Copy out each line of the data that holds the word "Options".
╭──
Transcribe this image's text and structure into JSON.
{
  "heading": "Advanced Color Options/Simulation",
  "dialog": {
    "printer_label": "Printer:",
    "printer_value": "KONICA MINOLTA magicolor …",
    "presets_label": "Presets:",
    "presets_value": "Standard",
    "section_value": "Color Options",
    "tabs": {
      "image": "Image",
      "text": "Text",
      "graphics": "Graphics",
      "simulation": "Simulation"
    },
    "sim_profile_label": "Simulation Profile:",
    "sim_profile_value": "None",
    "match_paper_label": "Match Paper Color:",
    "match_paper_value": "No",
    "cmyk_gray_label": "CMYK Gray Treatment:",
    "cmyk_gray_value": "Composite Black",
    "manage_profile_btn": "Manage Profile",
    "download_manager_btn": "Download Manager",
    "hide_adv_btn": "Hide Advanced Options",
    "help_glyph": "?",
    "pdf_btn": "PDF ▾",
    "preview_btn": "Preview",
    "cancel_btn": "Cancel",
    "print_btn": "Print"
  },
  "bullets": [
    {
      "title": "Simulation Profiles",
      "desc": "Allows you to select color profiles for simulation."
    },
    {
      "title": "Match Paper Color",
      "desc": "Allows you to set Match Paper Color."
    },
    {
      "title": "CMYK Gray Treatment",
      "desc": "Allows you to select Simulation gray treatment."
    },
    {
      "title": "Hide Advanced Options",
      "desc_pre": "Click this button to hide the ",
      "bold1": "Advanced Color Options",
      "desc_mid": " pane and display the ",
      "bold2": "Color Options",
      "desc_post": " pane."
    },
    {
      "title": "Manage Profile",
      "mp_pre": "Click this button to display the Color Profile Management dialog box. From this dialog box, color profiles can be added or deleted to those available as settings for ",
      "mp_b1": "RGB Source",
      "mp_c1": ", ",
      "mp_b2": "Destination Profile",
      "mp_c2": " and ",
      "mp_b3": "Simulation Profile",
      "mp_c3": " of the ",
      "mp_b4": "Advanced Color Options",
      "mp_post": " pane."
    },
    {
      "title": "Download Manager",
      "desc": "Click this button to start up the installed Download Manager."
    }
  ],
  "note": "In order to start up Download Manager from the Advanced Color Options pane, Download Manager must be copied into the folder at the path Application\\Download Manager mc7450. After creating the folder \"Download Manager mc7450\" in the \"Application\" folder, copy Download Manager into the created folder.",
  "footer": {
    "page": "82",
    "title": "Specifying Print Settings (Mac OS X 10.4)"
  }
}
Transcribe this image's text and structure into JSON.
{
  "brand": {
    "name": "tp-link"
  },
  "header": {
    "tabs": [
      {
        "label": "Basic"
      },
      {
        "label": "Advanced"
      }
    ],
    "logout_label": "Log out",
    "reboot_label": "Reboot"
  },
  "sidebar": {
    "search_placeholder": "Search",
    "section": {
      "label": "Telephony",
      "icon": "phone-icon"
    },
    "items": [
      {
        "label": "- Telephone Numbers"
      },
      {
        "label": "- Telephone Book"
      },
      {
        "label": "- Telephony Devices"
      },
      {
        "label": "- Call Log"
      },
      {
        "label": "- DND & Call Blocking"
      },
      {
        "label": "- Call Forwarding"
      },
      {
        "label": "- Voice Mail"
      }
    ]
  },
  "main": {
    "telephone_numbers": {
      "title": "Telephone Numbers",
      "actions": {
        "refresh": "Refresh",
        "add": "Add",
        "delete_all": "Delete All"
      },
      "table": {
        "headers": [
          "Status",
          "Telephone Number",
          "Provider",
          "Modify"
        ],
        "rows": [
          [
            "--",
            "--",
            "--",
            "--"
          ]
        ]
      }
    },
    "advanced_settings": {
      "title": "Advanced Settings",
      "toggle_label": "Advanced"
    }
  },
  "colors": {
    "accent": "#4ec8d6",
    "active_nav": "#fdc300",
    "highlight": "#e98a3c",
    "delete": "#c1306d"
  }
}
╰──
__REPLY__
  "heading": "Advanced Color Options/Simulation",
    "section_value": "Color Options",
    "hide_adv_btn": "Hide Advanced Options",
      "title": "Hide Advanced Options",
      "bold1": "Advanced Color Options",
      "bold2": "Color Options",
      "mp_b4": "Advanced Color Options",
  "note": "In order to start up Download Manager from the Advanced Color Options pane, Download Manager must be copied into the folder at the path Application\\Download Manager mc7450. After creating the folder \"Download Manager mc7450\" in the \"Application\" folder, copy Download Manager into the created folder.",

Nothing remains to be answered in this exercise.